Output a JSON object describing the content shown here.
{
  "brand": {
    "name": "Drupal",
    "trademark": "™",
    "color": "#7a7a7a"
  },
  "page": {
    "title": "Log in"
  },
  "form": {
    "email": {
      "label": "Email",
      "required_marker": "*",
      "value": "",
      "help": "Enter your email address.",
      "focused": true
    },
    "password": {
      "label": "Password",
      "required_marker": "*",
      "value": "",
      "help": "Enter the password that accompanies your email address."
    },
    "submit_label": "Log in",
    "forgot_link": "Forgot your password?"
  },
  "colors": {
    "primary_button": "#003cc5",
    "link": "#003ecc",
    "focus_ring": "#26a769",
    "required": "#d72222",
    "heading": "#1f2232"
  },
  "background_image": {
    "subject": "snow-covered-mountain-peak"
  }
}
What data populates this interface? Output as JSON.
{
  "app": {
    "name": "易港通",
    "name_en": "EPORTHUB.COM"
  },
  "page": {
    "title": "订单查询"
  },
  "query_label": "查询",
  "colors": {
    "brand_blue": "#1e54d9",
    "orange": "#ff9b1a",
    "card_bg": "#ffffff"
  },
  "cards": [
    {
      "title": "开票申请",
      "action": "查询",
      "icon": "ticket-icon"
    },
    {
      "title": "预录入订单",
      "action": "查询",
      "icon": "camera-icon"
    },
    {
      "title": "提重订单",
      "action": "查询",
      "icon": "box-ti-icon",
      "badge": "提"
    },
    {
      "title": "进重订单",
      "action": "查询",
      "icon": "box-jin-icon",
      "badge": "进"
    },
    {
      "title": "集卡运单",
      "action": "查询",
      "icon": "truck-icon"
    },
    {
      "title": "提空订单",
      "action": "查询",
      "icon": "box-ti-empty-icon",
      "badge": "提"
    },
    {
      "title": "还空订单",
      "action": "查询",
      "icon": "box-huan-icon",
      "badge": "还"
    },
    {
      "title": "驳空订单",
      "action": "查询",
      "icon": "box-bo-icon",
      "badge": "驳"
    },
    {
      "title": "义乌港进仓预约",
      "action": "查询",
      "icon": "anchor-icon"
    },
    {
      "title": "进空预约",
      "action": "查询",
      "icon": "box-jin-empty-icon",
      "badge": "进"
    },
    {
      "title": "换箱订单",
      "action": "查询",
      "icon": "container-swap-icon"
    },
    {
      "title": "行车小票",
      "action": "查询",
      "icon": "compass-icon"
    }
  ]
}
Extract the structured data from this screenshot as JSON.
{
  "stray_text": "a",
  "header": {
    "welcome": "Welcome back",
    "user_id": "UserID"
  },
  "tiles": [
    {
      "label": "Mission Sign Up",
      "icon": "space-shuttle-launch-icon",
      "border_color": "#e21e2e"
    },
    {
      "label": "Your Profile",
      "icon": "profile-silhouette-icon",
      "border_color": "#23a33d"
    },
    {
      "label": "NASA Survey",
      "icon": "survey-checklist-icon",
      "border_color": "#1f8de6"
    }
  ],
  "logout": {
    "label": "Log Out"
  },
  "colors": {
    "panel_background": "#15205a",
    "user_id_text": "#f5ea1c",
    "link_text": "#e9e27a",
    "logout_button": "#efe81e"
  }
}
========================================
Aim: Say how many lines have the string "Output" in them, offering no words beyond the number.

Completed task: 2